[Exercise goal] Copy every line, leaving nothing out and adding nothing.

◆ ◆ ◆

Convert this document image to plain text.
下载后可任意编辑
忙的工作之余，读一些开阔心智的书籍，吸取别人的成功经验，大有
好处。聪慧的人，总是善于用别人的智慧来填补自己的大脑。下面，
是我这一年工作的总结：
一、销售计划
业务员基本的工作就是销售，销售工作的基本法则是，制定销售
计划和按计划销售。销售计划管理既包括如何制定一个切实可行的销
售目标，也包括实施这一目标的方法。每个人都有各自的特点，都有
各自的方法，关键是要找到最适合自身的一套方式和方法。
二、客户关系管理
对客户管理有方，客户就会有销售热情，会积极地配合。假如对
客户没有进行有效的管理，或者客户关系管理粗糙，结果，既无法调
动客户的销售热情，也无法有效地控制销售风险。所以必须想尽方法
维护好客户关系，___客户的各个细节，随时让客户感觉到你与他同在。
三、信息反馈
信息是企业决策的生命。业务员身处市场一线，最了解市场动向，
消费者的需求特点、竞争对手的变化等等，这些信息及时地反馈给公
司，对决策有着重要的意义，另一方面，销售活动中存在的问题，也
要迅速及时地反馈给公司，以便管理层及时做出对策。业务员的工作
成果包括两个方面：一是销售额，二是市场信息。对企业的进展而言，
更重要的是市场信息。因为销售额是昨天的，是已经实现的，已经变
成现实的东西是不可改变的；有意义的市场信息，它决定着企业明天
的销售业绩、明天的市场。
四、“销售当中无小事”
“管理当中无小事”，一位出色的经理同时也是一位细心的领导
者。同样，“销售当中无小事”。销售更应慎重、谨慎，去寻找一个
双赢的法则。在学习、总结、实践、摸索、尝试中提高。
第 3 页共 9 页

◆ ◆ ◆

[Solution for this task]
Convert this document image to plain text.
下载后可任意编辑
忙的工作之余，读一些开阔心智的书籍，吸取别人的成功经验，大有
好处。聪慧的人，总是善于用别人的智慧来填补自己的大脑。下面，
是我这一年工作的总结：
一、销售计划
业务员基本的工作就是销售，销售工作的基本法则是，制定销售
计划和按计划销售。销售计划管理既包括如何制定一个切实可行的销
售目标，也包括实施这一目标的方法。每个人都有各自的特点，都有
各自的方法，关键是要找到最适合自身的一套方式和方法。
二、客户关系管理
对客户管理有方，客户就会有销售热情，会积极地配合。假如对
客户没有进行有效的管理，或者客户关系管理粗糙，结果，既无法调
动客户的销售热情，也无法有效地控制销售风险。所以必须想尽方法
维护好客户关系，___客户的各个细节，随时让客户感觉到你与他同在。
三、信息反馈
信息是企业决策的生命。业务员身处市场一线，最了解市场动向，
消费者的需求特点、竞争对手的变化等等，这些信息及时地反馈给公
司，对决策有着重要的意义，另一方面，销售活动中存在的问题，也
要迅速及时地反馈给公司，以便管理层及时做出对策。业务员的工作
成果包括两个方面：一是销售额，二是市场信息。对企业的进展而言，
更重要的是市场信息。因为销售额是昨天的，是已经实现的，已经变
成现实的东西是不可改变的；有意义的市场信息，它决定着企业明天
的销售业绩、明天的市场。
四、“销售当中无小事”
“管理当中无小事”，一位出色的经理同时也是一位细心的领导
者。同样，“销售当中无小事”。销售更应慎重、谨慎，去寻找一个
双赢的法则。在学习、总结、实践、摸索、尝试中提高。
第 3 页共 9 页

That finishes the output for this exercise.